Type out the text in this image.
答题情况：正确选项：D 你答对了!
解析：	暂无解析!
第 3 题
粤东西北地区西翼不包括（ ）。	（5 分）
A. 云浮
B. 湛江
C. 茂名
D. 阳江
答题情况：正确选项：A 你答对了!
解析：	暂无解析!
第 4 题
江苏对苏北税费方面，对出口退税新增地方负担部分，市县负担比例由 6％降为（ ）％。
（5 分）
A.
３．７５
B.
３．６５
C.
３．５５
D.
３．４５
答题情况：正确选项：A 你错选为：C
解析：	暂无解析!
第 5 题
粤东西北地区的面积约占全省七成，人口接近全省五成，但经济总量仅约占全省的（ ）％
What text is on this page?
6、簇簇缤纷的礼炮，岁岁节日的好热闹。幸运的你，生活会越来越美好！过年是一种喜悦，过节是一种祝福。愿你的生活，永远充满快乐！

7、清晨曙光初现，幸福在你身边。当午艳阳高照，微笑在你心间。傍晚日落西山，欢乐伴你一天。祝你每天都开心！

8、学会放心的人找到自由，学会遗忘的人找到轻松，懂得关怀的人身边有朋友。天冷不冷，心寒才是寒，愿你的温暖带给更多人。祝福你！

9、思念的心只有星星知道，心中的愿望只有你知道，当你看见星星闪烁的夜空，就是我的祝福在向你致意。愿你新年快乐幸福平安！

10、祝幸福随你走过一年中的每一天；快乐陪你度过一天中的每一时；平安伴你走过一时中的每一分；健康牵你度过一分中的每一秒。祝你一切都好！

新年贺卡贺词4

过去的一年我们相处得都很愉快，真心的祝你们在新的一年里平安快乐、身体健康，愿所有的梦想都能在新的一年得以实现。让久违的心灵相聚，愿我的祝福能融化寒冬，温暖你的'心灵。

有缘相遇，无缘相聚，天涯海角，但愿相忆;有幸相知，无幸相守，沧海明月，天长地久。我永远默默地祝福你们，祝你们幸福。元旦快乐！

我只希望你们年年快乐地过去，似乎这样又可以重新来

====

■ **WHAT YOU SHOULD DO**: Sift through the entries and copy every line with "答题情况".

■ **RESULT BELOW**:
答题情况：正确选项：D 你答对了!
答题情况：正确选项：A 你答对了!
答题情况：正确选项：A 你错选为：C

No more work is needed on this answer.